**What the task asks:** Every entry that follows should be repeated exactly; drop the images.
╔══
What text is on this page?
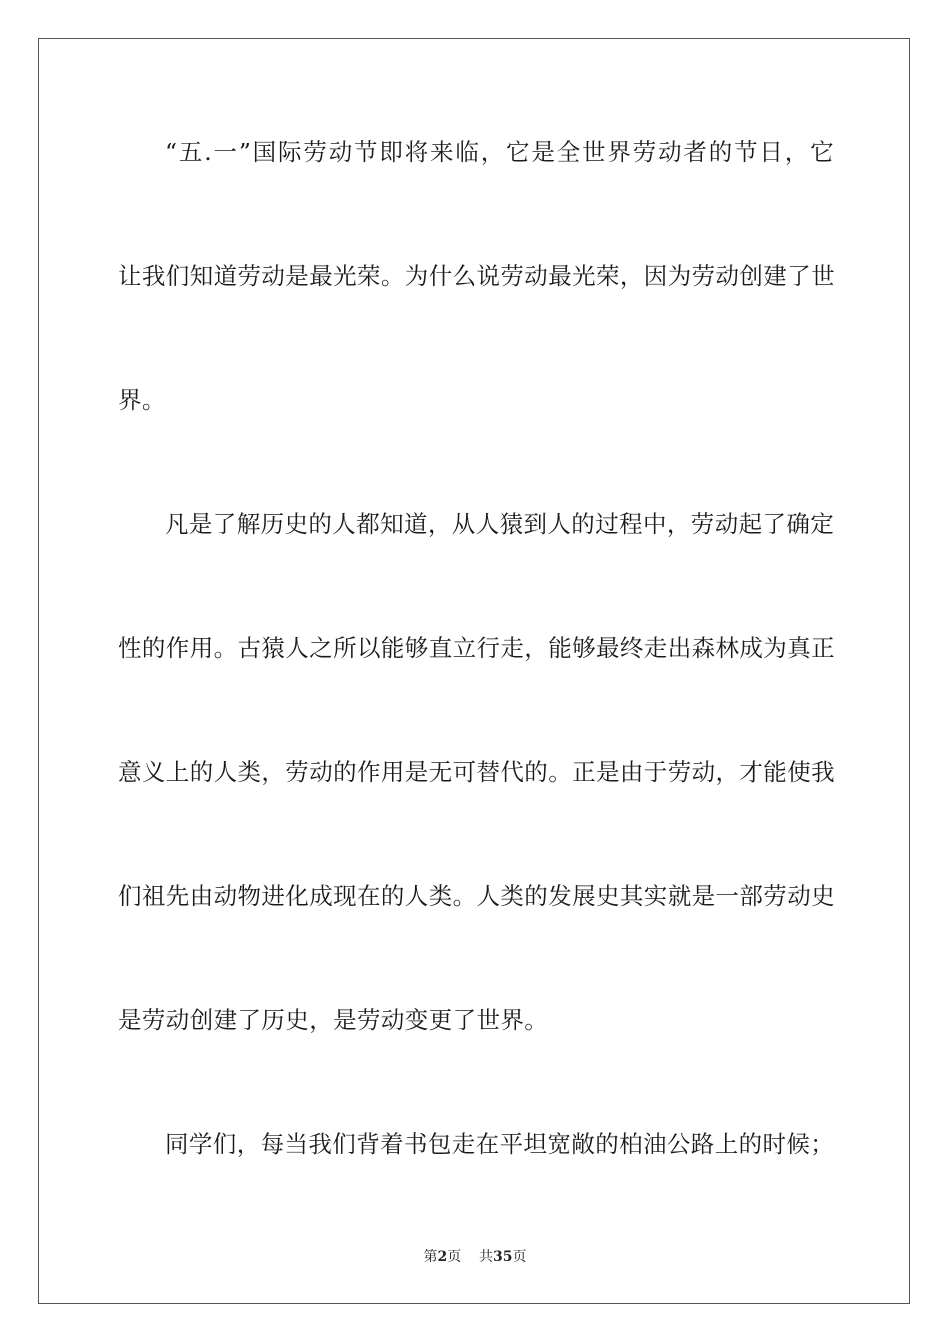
“五.一”国际劳动节即将来临，它是全世界劳动者的节日，它
让我们知道劳动是最光荣。为什么说劳动最光荣，因为劳动创建了世
界。
凡是了解历史的人都知道，从人猿到人的过程中，劳动起了确定
性的作用。古猿人之所以能够直立行走，能够最终走出森林成为真正
意义上的人类，劳动的作用是无可替代的。正是由于劳动，才能使我
们祖先由动物进化成现在的人类。人类的发展史其实就是一部劳动史
是劳动创建了历史，是劳动变更了世界。
同学们，每当我们背着书包走在平坦宽敞的柏油公路上的时候；
第2页 共35页
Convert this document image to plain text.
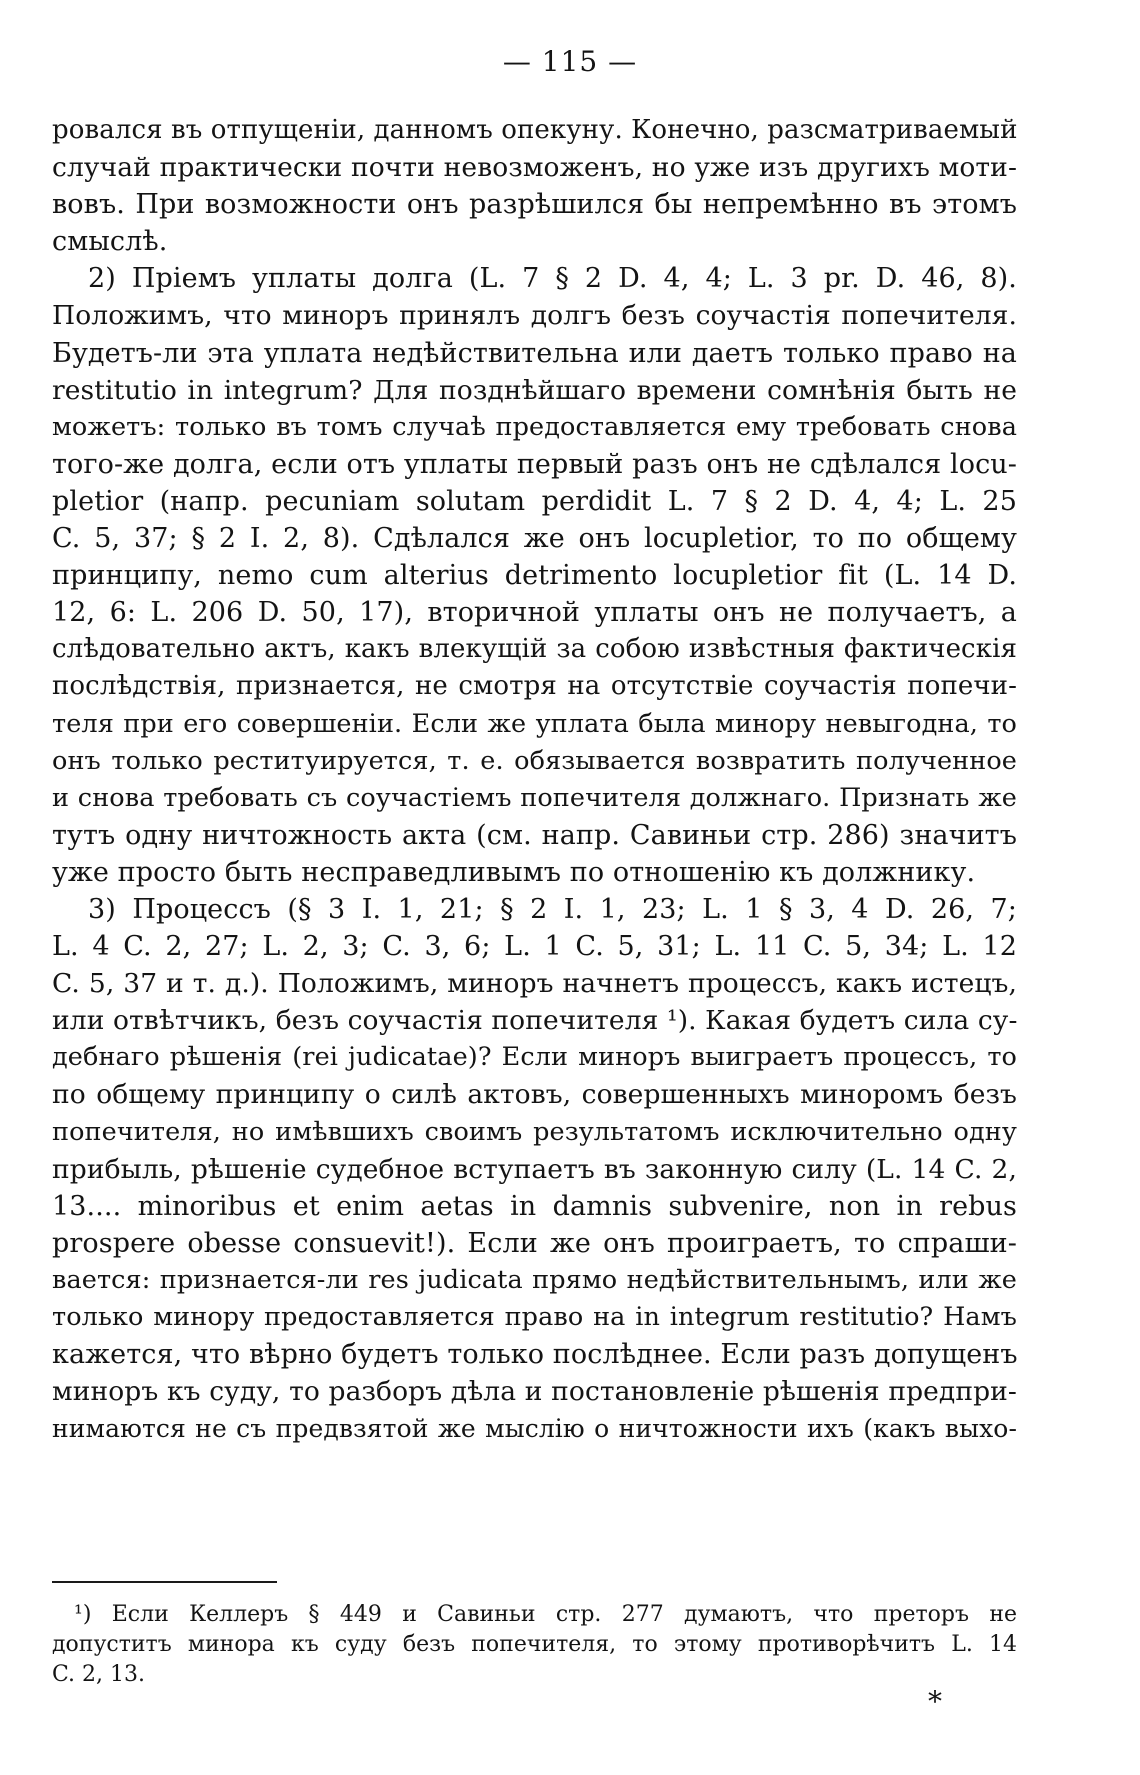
— 115 —
ровался въ отпущеніи, данномъ опекуну. Конечно, разсматриваемый
случай практически почти невозможенъ, но уже изъ другихъ моти-
вовъ. При возможности онъ разрѣшился бы непремѣнно въ этомъ
смыслѣ.
2) Пріемъ уплаты долга (L. 7 § 2 D. 4, 4; L. 3 pr. D. 46, 8).
Положимъ, что миноръ принялъ долгъ безъ соучастія попечителя.
Будетъ-ли эта уплата недѣйствительна или даетъ только право на
restitutio in integrum? Для позднѣйшаго времени сомнѣнія быть не
можетъ: только въ томъ случаѣ предоставляется ему требовать снова
того-же долга, если отъ уплаты первый разъ онъ не сдѣлался locu-
pletior (напр. pecuniam solutam perdidit L. 7 § 2 D. 4, 4; L. 25
C. 5, 37; § 2 I. 2, 8). Сдѣлался же онъ locupletior, то по общему
принципу, nemo cum alterius detrimento locupletior fit (L. 14 D.
12, 6: L. 206 D. 50, 17), вторичной уплаты онъ не получаетъ, а
слѣдовательно актъ, какъ влекущій за собою извѣстныя фактическія
послѣдствія, признается, не смотря на отсутствіе соучастія попечи-
теля при его совершеніи. Если же уплата была минору невыгодна, то
онъ только реституируется, т. е. обязывается возвратить полученное
и снова требовать съ соучастіемъ попечителя должнаго. Признать же
тутъ одну ничтожность акта (см. напр. Савиньи стр. 286) значитъ
уже просто быть несправедливымъ по отношенію къ должнику.
3) Процессъ (§ 3 I. 1, 21; § 2 I. 1, 23; L. 1 § 3, 4 D. 26, 7;
L. 4 C. 2, 27; L. 2, 3; C. 3, 6; L. 1 C. 5, 31; L. 11 C. 5, 34; L. 12
C. 5, 37 и т. д.). Положимъ, миноръ начнетъ процессъ, какъ истецъ,
или отвѣтчикъ, безъ соучастія попечителя ¹). Какая будетъ сила су-
дебнаго рѣшенія (rei judicatae)? Если миноръ выиграетъ процессъ, то
по общему принципу о силѣ актовъ, совершенныхъ миноромъ безъ
попечителя, но имѣвшихъ своимъ результатомъ исключительно одну
прибыль, рѣшеніе судебное вступаетъ въ законную силу (L. 14 C. 2,
13.... minoribus et enim aetas in damnis subvenire, non in rebus
prospere obesse consuevit!). Если же онъ проиграетъ, то спраши-
вается: признается-ли res judicata прямо недѣйствительнымъ, или же
только минору предоставляется право на in integrum restitutio? Намъ
кажется, что вѣрно будетъ только послѣднее. Если разъ допущенъ
миноръ къ суду, то разборъ дѣла и постановленіе рѣшенія предпри-
нимаются не съ предвзятой же мыслію о ничтожности ихъ (какъ выхо-
¹) Если Келлеръ § 449 и Савиньи стр. 277 думаютъ, что преторъ не
допуститъ минора къ суду безъ попечителя, то этому противорѣчитъ L. 14
C. 2, 13.
*
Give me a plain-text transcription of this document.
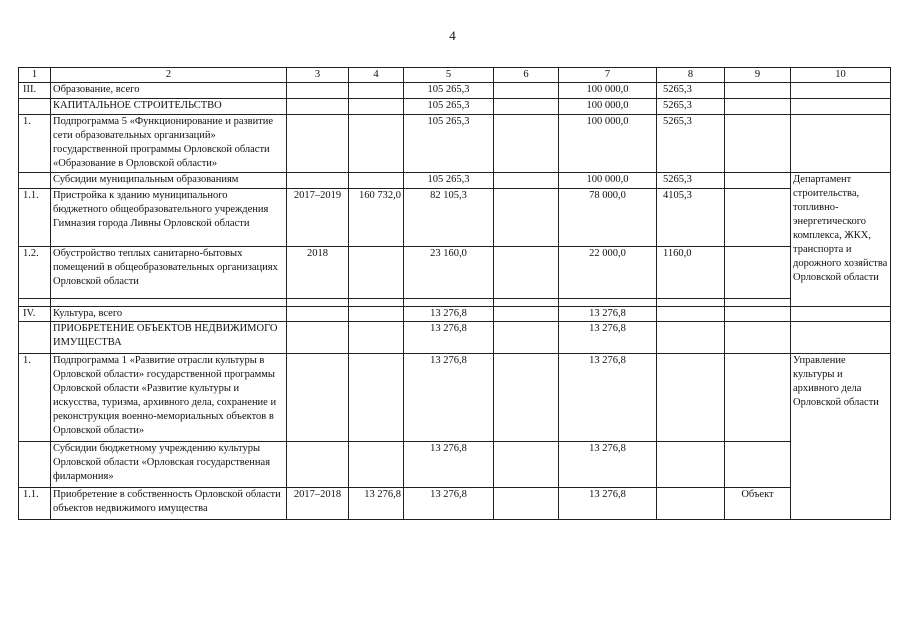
4
1	2	3	4	5	6	7	8	9	10
III.	Образование, всего			105 265,3		100 000,0	5265,3		
	КАПИТАЛЬНОЕ СТРОИТЕЛЬСТВО			105 265,3		100 000,0	5265,3		
1.	Подпрограмма 5 «Функционирование и развитие сети образовательных организаций» государственной программы Орловской области «Образование в Орловской области»			105 265,3		100 000,0	5265,3		
	Субсидии муниципальным образованиям			105 265,3		100 000,0	5265,3		Департамент строительства, топливно-энергетического комплекса, ЖКХ, транспорта и дорожного хозяйства Орловской области
1.1.	Пристройка к зданию муниципального бюджетного общеобразовательного учреждения Гимназия города Ливны Орловской области	2017–2019	160 732,0	82 105,3		78 000,0	4105,3		
1.2.	Обустройство теплых санитарно-бытовых помещений в общеобразовательных организациях Орловской области	2018		23 160,0		22 000,0	1160,0		

IV.	Культура, всего			13 276,8		13 276,8			
	ПРИОБРЕТЕНИЕ ОБЪЕКТОВ НЕДВИЖИМОГО ИМУЩЕСТВА			13 276,8		13 276,8			
1.	Подпрограмма 1 «Развитие отрасли культуры в Орловской области» государственной программы Орловской области «Развитие культуры и искусства, туризма, архивного дела, сохранение и реконструкция военно-мемориальных объектов в Орловской области»			13 276,8		13 276,8			Управление культуры и архивного дела Орловской области
	Субсидии бюджетному учреждению культуры Орловской области «Орловская государственная филармония»			13 276,8		13 276,8			
1.1.	Приобретение в собственность Орловской области объектов недвижимого имущества	2017–2018	13 276,8	13 276,8		13 276,8		Объект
╚══
**Problem solution:**
What text is on this page?
“五.一”国际劳动节即将来临，它是全世界劳动者的节日，它
让我们知道劳动是最光荣。为什么说劳动最光荣，因为劳动创建了世
界。
凡是了解历史的人都知道，从人猿到人的过程中，劳动起了确定
性的作用。古猿人之所以能够直立行走，能够最终走出森林成为真正
意义上的人类，劳动的作用是无可替代的。正是由于劳动，才能使我
们祖先由动物进化成现在的人类。人类的发展史其实就是一部劳动史
是劳动创建了历史，是劳动变更了世界。
同学们，每当我们背着书包走在平坦宽敞的柏油公路上的时候；
第2页 共35页
Convert this document image to plain text.
— 115 —
ровался въ отпущеніи, данномъ опекуну. Конечно, разсматриваемый
случай практически почти невозможенъ, но уже изъ другихъ моти-
вовъ. При возможности онъ разрѣшился бы непремѣнно въ этомъ
смыслѣ.
2) Пріемъ уплаты долга (L. 7 § 2 D. 4, 4; L. 3 pr. D. 46, 8).
Положимъ, что миноръ принялъ долгъ безъ соучастія попечителя.
Будетъ-ли эта уплата недѣйствительна или даетъ только право на
restitutio in integrum? Для позднѣйшаго времени сомнѣнія быть не
можетъ: только въ томъ случаѣ предоставляется ему требовать снова
того-же долга, если отъ уплаты первый разъ онъ не сдѣлался locu-
pletior (напр. pecuniam solutam perdidit L. 7 § 2 D. 4, 4; L. 25
C. 5, 37; § 2 I. 2, 8). Сдѣлался же онъ locupletior, то по общему
принципу, nemo cum alterius detrimento locupletior fit (L. 14 D.
12, 6: L. 206 D. 50, 17), вторичной уплаты онъ не получаетъ, а
слѣдовательно актъ, какъ влекущій за собою извѣстныя фактическія
послѣдствія, признается, не смотря на отсутствіе соучастія попечи-
теля при его совершеніи. Если же уплата была минору невыгодна, то
онъ только реституируется, т. е. обязывается возвратить полученное
и снова требовать съ соучастіемъ попечителя должнаго. Признать же
тутъ одну ничтожность акта (см. напр. Савиньи стр. 286) значитъ
уже просто быть несправедливымъ по отношенію къ должнику.
3) Процессъ (§ 3 I. 1, 21; § 2 I. 1, 23; L. 1 § 3, 4 D. 26, 7;
L. 4 C. 2, 27; L. 2, 3; C. 3, 6; L. 1 C. 5, 31; L. 11 C. 5, 34; L. 12
C. 5, 37 и т. д.). Положимъ, миноръ начнетъ процессъ, какъ истецъ,
или отвѣтчикъ, безъ соучастія попечителя ¹). Какая будетъ сила су-
дебнаго рѣшенія (rei judicatae)? Если миноръ выиграетъ процессъ, то
по общему принципу о силѣ актовъ, совершенныхъ миноромъ безъ
попечителя, но имѣвшихъ своимъ результатомъ исключительно одну
прибыль, рѣшеніе судебное вступаетъ въ законную силу (L. 14 C. 2,
13.... minoribus et enim aetas in damnis subvenire, non in rebus
prospere obesse consuevit!). Если же онъ проиграетъ, то спраши-
вается: признается-ли res judicata прямо недѣйствительнымъ, или же
только минору предоставляется право на in integrum restitutio? Намъ
кажется, что вѣрно будетъ только послѣднее. Если разъ допущенъ
миноръ къ суду, то разборъ дѣла и постановленіе рѣшенія предпри-
нимаются не съ предвзятой же мыслію о ничтожности ихъ (какъ выхо-
¹) Если Келлеръ § 449 и Савиньи стр. 277 думаютъ, что преторъ не
допуститъ минора къ суду безъ попечителя, то этому противорѣчитъ L. 14
C. 2, 13.
*
Give me a plain-text transcription of this document.
4
1	2	3	4	5	6	7	8	9	10
III.	Образование, всего			105 265,3		100 000,0	5265,3		
	КАПИТАЛЬНОЕ СТРОИТЕЛЬСТВО			105 265,3		100 000,0	5265,3		
1.	Подпрограмма 5 «Функционирование и развитие сети образовательных организаций» государственной программы Орловской области «Образование в Орловской области»			105 265,3		100 000,0	5265,3		
	Субсидии муниципальным образованиям			105 265,3		100 000,0	5265,3		Департамент строительства, топливно-энергетического комплекса, ЖКХ, транспорта и дорожного хозяйства Орловской области
1.1.	Пристройка к зданию муниципального бюджетного общеобразовательного учреждения Гимназия города Ливны Орловской области	2017–2019	160 732,0	82 105,3		78 000,0	4105,3		
1.2.	Обустройство теплых санитарно-бытовых помещений в общеобразовательных организациях Орловской области	2018		23 160,0		22 000,0	1160,0		

IV.	Культура, всего			13 276,8		13 276,8			
	ПРИОБРЕТЕНИЕ ОБЪЕКТОВ НЕДВИЖИМОГО ИМУЩЕСТВА			13 276,8		13 276,8			
1.	Подпрограмма 1 «Развитие отрасли культуры в Орловской области» государственной программы Орловской области «Развитие культуры и искусства, туризма, архивного дела, сохранение и реконструкция военно-мемориальных объектов в Орловской области»			13 276,8		13 276,8			Управление культуры и архивного дела Орловской области
	Субсидии бюджетному учреждению культуры Орловской области «Орловская государственная филармония»			13 276,8		13 276,8			
1.1.	Приобретение в собственность Орловской области объектов недвижимого имущества	2017–2018	13 276,8	13 276,8		13 276,8		Объект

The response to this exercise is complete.